● **Data**:
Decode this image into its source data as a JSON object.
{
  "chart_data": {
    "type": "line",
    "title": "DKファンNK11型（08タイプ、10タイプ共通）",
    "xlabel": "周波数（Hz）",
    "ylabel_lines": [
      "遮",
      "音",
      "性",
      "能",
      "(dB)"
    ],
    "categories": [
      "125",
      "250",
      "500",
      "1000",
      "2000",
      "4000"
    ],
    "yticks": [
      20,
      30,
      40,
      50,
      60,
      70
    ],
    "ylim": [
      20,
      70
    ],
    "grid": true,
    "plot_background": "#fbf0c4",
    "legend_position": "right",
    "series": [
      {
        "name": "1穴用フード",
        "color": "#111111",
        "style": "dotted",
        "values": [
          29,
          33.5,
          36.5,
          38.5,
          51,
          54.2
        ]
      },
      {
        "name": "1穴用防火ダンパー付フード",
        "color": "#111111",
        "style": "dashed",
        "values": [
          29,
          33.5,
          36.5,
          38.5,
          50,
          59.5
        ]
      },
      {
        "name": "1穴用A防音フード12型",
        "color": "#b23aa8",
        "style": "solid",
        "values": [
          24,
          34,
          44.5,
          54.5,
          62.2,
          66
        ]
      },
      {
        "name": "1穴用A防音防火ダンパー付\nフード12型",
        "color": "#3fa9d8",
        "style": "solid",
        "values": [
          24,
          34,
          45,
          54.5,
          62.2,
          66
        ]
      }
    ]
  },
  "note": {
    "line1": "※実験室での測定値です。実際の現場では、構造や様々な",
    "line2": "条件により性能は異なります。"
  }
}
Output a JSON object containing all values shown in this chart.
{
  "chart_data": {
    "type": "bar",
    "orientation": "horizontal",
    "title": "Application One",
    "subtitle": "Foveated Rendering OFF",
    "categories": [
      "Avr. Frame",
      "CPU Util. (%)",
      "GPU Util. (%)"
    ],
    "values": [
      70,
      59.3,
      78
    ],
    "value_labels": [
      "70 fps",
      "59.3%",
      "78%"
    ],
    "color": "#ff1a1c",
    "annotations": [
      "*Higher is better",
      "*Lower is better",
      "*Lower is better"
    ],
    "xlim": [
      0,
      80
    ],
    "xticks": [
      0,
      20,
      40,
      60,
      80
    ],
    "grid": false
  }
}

● **Exercise task**: The records above should be duplicated in full, exactly as given.

● **Exercise answer**:
Decode this image into its source data as a JSON object.
{
  "chart_data": {
    "type": "line",
    "title": "DKファンNK11型（08タイプ、10タイプ共通）",
    "xlabel": "周波数（Hz）",
    "ylabel_lines": [
      "遮",
      "音",
      "性",
      "能",
      "(dB)"
    ],
    "categories": [
      "125",
      "250",
      "500",
      "1000",
      "2000",
      "4000"
    ],
    "yticks": [
      20,
      30,
      40,
      50,
      60,
      70
    ],
    "ylim": [
      20,
      70
    ],
    "grid": true,
    "plot_background": "#fbf0c4",
    "legend_position": "right",
    "series": [
      {
        "name": "1穴用フード",
        "color": "#111111",
        "style": "dotted",
        "values": [
          29,
          33.5,
          36.5,
          38.5,
          51,
          54.2
        ]
      },
      {
        "name": "1穴用防火ダンパー付フード",
        "color": "#111111",
        "style": "dashed",
        "values": [
          29,
          33.5,
          36.5,
          38.5,
          50,
          59.5
        ]
      },
      {
        "name": "1穴用A防音フード12型",
        "color": "#b23aa8",
        "style": "solid",
        "values": [
          24,
          34,
          44.5,
          54.5,
          62.2,
          66
        ]
      },
      {
        "name": "1穴用A防音防火ダンパー付\nフード12型",
        "color": "#3fa9d8",
        "style": "solid",
        "values": [
          24,
          34,
          45,
          54.5,
          62.2,
          66
        ]
      }
    ]
  },
  "note": {
    "line1": "※実験室での測定値です。実際の現場では、構造や様々な",
    "line2": "条件により性能は異なります。"
  }
}
Output a JSON object containing all values shown in this chart.
{
  "chart_data": {
    "type": "bar",
    "orientation": "horizontal",
    "title": "Application One",
    "subtitle": "Foveated Rendering OFF",
    "categories": [
      "Avr. Frame",
      "CPU Util. (%)",
      "GPU Util. (%)"
    ],
    "values": [
      70,
      59.3,
      78
    ],
    "value_labels": [
      "70 fps",
      "59.3%",
      "78%"
    ],
    "color": "#ff1a1c",
    "annotations": [
      "*Higher is better",
      "*Lower is better",
      "*Lower is better"
    ],
    "xlim": [
      0,
      80
    ],
    "xticks": [
      0,
      20,
      40,
      60,
      80
    ],
    "grid": false
  }
}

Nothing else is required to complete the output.